What the exercise asks. Determine how many lines of the material below include "Nestin", and reply with that number alone.

.....

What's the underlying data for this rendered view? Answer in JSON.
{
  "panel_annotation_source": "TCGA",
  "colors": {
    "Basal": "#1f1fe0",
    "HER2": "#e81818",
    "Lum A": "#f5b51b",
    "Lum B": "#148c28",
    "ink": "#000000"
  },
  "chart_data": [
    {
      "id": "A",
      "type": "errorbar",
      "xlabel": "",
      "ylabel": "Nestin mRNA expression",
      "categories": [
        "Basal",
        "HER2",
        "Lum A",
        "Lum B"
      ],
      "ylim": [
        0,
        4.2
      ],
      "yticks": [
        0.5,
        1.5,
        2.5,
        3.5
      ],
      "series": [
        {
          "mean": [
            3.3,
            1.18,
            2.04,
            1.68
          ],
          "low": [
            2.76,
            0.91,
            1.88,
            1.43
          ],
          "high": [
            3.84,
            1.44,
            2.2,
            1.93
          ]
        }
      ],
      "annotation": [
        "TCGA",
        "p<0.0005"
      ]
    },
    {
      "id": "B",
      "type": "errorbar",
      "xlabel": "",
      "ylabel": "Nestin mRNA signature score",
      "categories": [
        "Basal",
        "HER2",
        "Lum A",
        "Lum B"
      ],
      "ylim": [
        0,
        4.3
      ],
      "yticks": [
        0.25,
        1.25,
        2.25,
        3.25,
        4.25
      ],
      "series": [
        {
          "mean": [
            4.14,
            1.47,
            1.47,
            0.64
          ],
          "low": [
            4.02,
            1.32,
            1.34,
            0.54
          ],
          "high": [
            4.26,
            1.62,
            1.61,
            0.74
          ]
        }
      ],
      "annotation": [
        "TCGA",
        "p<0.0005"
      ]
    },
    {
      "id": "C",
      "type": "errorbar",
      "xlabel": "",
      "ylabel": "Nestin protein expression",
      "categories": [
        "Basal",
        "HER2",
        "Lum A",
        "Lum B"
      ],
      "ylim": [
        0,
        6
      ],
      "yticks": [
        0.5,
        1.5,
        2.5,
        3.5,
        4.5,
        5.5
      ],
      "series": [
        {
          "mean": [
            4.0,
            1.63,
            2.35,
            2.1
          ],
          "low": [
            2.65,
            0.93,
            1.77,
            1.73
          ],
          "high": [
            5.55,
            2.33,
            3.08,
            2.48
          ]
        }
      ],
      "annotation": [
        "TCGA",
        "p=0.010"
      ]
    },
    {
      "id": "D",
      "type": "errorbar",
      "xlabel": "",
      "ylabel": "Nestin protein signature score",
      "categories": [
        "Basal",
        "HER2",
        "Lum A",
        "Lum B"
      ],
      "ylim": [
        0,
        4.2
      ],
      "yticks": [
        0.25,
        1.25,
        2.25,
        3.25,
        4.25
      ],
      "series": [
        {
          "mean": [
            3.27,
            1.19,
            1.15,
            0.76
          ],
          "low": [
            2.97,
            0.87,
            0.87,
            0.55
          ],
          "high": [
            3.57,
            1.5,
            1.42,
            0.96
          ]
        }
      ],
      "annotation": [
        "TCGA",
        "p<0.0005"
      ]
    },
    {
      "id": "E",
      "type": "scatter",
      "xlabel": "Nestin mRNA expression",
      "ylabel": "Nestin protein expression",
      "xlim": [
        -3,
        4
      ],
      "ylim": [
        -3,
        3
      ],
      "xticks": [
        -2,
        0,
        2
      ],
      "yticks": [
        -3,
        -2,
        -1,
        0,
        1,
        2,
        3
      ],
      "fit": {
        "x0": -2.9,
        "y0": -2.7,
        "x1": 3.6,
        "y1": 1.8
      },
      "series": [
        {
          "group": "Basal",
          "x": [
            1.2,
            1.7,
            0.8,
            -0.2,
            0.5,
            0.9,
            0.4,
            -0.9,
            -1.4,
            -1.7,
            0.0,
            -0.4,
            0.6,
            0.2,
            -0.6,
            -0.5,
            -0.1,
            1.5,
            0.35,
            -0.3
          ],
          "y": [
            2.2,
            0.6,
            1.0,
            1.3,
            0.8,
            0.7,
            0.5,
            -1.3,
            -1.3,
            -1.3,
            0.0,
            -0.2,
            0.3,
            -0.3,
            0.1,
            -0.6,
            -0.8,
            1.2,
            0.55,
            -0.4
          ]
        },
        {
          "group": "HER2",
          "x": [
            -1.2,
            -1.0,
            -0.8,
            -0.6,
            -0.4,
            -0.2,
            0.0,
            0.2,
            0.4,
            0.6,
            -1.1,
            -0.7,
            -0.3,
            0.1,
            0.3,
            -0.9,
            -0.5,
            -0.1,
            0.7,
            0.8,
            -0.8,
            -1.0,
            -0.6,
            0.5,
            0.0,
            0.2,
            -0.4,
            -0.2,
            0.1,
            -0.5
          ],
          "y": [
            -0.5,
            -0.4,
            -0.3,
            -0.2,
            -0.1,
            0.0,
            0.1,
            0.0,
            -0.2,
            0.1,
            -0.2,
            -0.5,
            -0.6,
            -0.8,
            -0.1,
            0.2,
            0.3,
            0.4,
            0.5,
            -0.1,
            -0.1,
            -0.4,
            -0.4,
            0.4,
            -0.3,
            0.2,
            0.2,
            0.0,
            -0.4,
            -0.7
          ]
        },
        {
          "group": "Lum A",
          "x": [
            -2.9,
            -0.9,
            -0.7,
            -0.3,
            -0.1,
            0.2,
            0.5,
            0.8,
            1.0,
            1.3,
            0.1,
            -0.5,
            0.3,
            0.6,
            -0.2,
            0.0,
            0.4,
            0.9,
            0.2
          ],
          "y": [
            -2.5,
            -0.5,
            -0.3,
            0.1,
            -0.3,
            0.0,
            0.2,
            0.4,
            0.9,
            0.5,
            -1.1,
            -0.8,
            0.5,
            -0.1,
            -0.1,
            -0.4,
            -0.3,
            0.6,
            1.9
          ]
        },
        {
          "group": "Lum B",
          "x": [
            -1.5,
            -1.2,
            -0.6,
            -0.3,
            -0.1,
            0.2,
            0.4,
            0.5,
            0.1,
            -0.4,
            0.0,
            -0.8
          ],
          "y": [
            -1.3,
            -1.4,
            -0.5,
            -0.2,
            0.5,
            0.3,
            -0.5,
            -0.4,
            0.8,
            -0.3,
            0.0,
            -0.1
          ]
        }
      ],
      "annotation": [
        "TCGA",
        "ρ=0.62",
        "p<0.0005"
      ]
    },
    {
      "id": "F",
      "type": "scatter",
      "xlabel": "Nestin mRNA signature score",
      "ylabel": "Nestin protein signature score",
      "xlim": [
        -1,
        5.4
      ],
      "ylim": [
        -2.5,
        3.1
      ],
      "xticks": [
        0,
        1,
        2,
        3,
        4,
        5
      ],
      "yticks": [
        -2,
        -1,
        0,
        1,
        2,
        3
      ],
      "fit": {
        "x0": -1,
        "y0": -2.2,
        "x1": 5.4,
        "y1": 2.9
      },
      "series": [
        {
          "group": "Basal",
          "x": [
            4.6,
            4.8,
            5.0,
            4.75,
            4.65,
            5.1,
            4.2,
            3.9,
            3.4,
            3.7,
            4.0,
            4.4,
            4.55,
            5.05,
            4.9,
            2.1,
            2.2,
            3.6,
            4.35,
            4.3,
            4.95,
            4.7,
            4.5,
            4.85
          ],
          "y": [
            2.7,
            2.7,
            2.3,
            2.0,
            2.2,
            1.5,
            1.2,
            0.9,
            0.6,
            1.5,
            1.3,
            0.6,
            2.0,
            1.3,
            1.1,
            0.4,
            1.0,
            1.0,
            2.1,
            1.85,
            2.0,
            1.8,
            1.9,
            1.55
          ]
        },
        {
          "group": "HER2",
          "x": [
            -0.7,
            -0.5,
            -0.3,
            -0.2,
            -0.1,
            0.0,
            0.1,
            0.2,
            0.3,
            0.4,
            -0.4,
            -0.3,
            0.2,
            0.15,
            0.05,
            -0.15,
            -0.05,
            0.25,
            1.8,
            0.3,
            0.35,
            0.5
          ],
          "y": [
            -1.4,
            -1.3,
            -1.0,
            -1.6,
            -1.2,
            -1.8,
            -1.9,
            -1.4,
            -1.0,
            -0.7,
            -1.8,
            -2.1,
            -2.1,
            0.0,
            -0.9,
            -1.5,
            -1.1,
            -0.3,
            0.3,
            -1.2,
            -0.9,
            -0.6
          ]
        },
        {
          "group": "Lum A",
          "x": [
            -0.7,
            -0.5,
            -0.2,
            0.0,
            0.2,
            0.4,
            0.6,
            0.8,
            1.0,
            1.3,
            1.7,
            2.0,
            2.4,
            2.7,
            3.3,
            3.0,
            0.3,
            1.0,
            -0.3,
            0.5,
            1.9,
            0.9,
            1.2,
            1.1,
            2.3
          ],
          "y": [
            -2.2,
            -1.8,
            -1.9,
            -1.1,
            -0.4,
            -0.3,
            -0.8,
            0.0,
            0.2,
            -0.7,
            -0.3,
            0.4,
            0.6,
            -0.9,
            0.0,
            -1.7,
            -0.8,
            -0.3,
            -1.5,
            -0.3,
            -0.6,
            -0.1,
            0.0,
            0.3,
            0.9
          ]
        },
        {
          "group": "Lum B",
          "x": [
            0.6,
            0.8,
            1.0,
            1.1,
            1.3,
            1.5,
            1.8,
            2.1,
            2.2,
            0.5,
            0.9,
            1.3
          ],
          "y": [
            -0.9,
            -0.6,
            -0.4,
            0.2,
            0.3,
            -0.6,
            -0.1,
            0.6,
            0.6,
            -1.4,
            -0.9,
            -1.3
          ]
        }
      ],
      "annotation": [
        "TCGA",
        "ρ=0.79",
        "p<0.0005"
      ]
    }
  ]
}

.....

Answer to this task. 8